**What this task involves:** Report the count of lines holding "JSON" in the records, with no other words.

**Items from a figure collection:**
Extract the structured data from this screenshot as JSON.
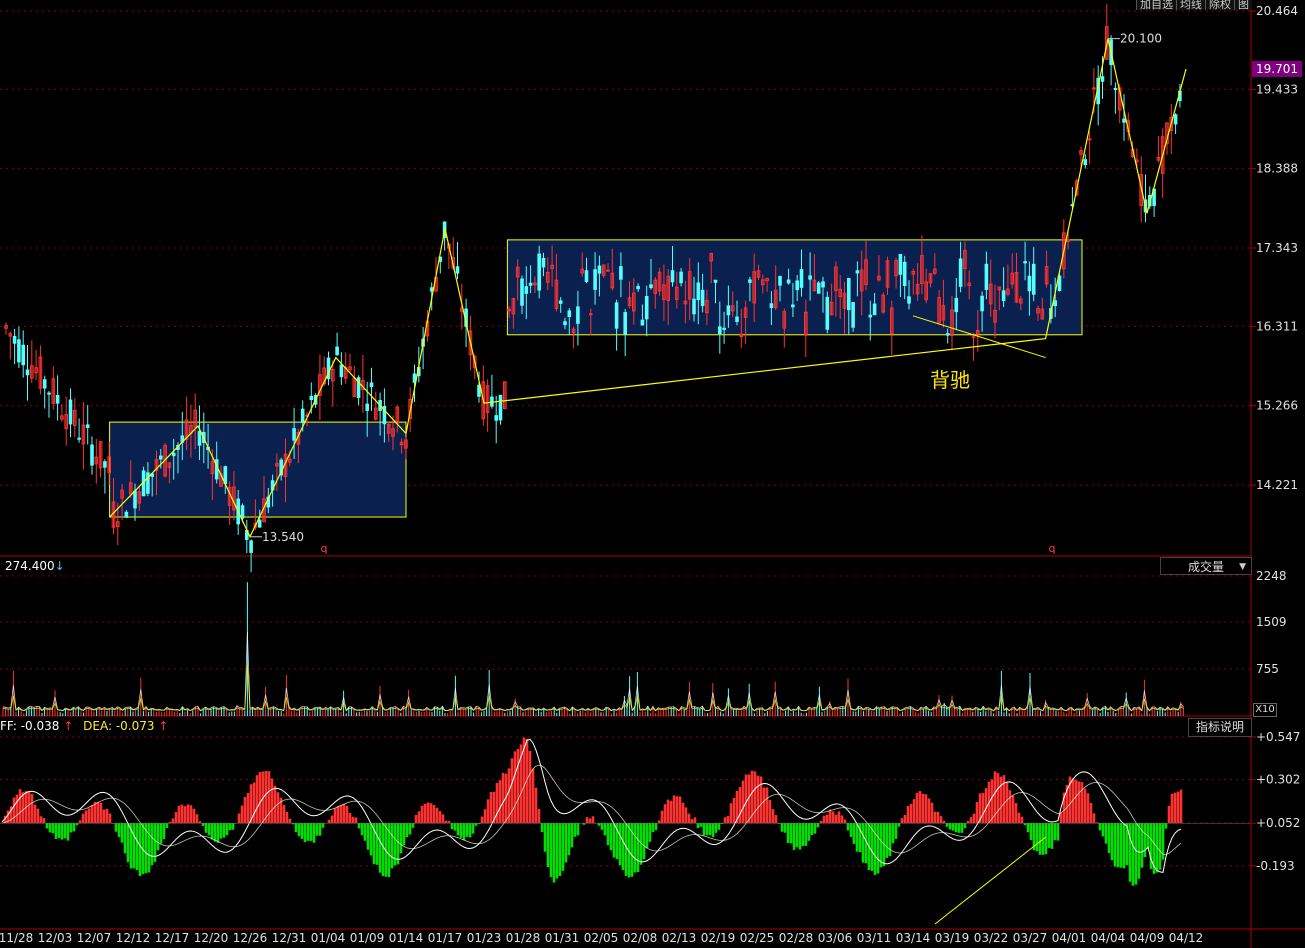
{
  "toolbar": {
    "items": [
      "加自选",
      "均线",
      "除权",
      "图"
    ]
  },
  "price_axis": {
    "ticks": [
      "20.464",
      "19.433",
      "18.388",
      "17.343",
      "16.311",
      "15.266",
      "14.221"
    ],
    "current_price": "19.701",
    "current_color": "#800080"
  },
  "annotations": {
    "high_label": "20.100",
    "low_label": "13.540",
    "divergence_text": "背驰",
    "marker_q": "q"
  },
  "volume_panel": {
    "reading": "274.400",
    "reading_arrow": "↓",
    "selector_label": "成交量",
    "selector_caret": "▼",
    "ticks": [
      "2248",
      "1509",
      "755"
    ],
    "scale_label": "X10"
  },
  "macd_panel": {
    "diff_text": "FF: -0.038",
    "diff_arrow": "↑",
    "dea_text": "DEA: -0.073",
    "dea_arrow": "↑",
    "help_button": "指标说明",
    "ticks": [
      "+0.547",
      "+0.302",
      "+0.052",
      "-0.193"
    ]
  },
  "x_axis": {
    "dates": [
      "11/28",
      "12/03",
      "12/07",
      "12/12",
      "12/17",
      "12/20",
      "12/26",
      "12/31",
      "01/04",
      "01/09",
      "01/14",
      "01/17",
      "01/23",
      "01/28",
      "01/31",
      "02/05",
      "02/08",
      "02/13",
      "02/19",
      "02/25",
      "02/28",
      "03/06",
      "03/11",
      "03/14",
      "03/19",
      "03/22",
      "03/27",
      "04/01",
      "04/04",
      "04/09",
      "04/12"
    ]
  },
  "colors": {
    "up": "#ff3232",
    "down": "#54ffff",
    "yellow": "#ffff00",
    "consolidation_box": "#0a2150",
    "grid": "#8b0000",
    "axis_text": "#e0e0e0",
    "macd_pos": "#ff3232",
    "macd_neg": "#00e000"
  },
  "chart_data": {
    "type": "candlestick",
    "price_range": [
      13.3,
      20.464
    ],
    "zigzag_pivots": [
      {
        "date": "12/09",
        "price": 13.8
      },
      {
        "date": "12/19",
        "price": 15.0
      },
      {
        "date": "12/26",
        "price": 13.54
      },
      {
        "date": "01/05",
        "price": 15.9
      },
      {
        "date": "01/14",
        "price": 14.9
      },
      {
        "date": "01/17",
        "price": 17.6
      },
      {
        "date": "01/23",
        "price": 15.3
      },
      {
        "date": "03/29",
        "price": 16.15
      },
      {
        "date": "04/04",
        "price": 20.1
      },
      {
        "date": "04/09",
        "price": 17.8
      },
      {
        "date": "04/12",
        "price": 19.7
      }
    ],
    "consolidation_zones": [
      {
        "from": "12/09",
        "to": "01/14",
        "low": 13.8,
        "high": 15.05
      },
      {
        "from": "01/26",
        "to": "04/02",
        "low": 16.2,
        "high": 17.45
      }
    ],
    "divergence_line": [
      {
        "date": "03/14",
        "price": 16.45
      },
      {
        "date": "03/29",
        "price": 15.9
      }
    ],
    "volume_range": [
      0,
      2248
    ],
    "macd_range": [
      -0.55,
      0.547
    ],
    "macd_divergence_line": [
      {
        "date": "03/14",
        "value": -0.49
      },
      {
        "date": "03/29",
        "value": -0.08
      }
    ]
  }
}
==
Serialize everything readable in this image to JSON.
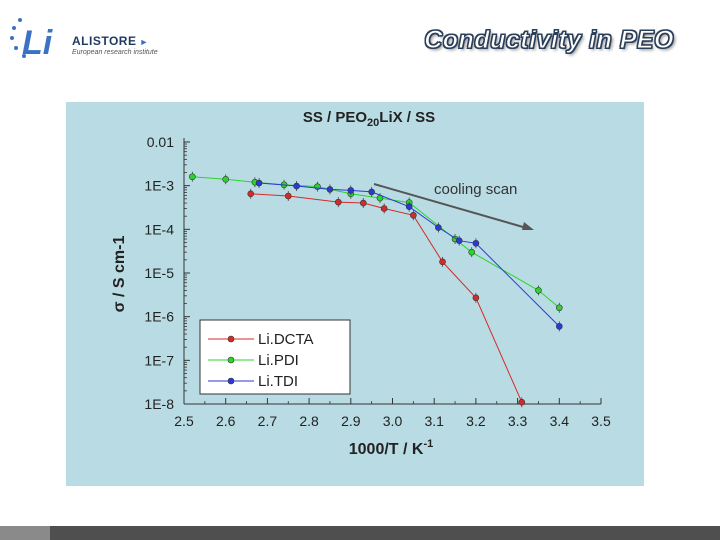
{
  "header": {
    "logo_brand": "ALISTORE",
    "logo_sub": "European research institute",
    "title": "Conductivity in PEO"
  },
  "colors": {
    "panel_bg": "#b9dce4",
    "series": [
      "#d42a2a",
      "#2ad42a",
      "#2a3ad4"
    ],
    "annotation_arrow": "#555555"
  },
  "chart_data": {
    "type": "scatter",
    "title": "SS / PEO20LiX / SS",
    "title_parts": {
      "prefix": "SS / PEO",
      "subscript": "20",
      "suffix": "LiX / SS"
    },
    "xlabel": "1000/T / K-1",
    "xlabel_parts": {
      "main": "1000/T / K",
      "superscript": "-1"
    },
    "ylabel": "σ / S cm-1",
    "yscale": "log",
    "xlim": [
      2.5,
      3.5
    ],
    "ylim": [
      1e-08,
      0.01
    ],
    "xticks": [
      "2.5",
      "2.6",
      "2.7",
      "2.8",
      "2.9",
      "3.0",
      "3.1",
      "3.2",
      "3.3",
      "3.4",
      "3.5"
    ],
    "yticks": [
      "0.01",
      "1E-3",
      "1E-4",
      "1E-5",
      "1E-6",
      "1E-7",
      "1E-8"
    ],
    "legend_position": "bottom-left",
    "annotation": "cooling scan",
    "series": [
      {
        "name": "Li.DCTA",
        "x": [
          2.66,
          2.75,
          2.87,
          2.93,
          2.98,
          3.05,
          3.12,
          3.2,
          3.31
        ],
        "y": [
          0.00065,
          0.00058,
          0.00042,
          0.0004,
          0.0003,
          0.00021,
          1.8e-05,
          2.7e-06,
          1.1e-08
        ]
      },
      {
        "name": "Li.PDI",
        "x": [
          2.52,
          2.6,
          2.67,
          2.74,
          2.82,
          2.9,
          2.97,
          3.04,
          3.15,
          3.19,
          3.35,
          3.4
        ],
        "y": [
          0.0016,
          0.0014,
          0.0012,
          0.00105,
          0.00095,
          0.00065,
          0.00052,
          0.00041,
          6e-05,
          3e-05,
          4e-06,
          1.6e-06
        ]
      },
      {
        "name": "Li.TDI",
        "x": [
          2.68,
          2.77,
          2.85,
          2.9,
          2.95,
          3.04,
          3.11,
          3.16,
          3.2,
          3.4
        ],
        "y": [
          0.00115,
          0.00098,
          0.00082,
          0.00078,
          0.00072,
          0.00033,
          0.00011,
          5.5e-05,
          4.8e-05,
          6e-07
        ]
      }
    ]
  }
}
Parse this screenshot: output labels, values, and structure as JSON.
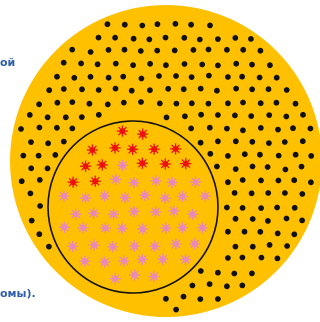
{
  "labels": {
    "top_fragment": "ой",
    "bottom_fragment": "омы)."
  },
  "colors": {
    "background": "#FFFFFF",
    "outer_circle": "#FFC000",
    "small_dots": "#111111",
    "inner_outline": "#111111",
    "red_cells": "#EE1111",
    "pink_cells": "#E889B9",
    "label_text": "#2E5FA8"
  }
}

**Task output:** 3